# Exercise prompt
Give the data below again exactly as written, without its pictures.

++++ Data extract

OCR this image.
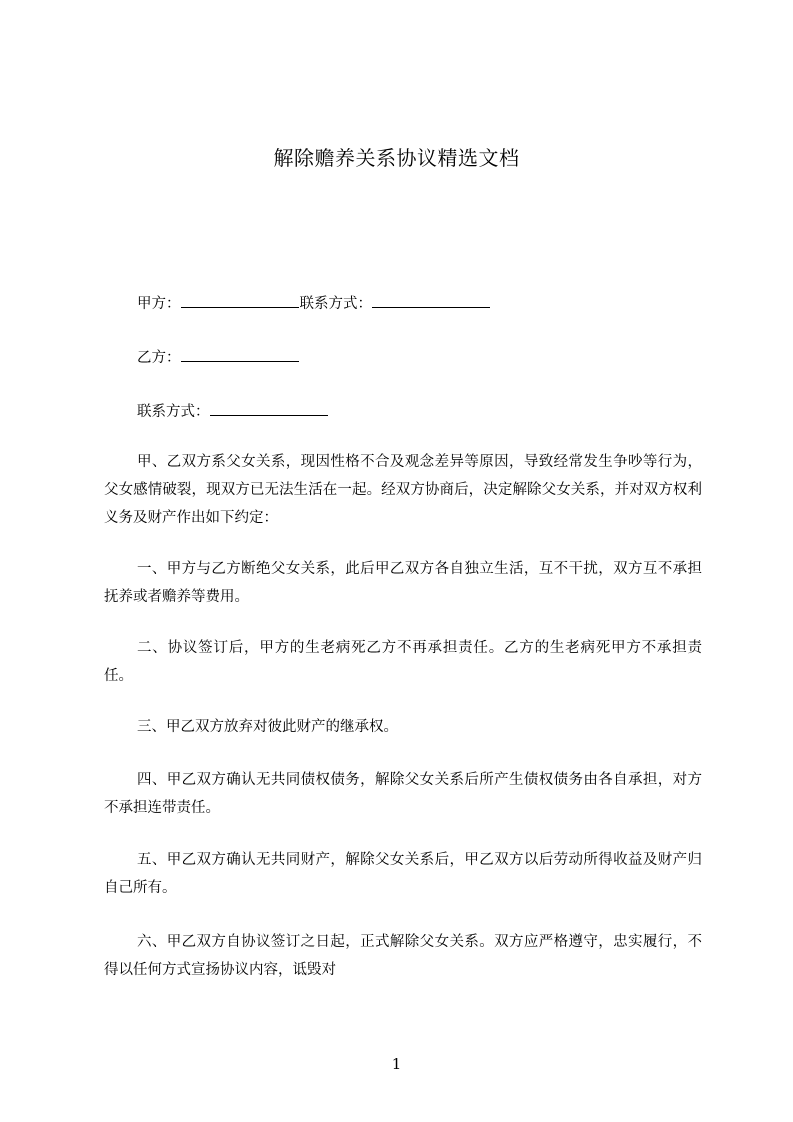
解除赡养关系协议精选文档
甲方：	联系方式：
乙方：
联系方式：
甲、乙双方系父女关系，现因性格不合及观念差异等原因，导致经常发生争吵等行为，父女感情破裂，现双方已无法生活在一起。经双方协商后，决定解除父女关系，并对双方权利义务及财产作出如下约定：
一、甲方与乙方断绝父女关系，此后甲乙双方各自独立生活，互不干扰，双方互不承担抚养或者赡养等费用。
二、协议签订后，甲方的生老病死乙方不再承担责任。乙方的生老病死甲方不承担责任。
三、甲乙双方放弃对彼此财产的继承权。
四、甲乙双方确认无共同债权债务，解除父女关系后所产生债权债务由各自承担，对方不承担连带责任。
五、甲乙双方确认无共同财产，解除父女关系后，甲乙双方以后劳动所得收益及财产归自己所有。
六、甲乙双方自协议签订之日起，正式解除父女关系。双方应严格遵守，忠实履行，不得以任何方式宣扬协议内容，诋毁对
1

++++++++

# The result
OCR this image.
解除赡养关系协议精选文档
甲方：	联系方式：
乙方：
联系方式：
甲、乙双方系父女关系，现因性格不合及观念差异等原因，导致经常发生争吵等行为，父女感情破裂，现双方已无法生活在一起。经双方协商后，决定解除父女关系，并对双方权利义务及财产作出如下约定：
一、甲方与乙方断绝父女关系，此后甲乙双方各自独立生活，互不干扰，双方互不承担抚养或者赡养等费用。
二、协议签订后，甲方的生老病死乙方不再承担责任。乙方的生老病死甲方不承担责任。
三、甲乙双方放弃对彼此财产的继承权。
四、甲乙双方确认无共同债权债务，解除父女关系后所产生债权债务由各自承担，对方不承担连带责任。
五、甲乙双方确认无共同财产，解除父女关系后，甲乙双方以后劳动所得收益及财产归自己所有。
六、甲乙双方自协议签订之日起，正式解除父女关系。双方应严格遵守，忠实履行，不得以任何方式宣扬协议内容，诋毁对
1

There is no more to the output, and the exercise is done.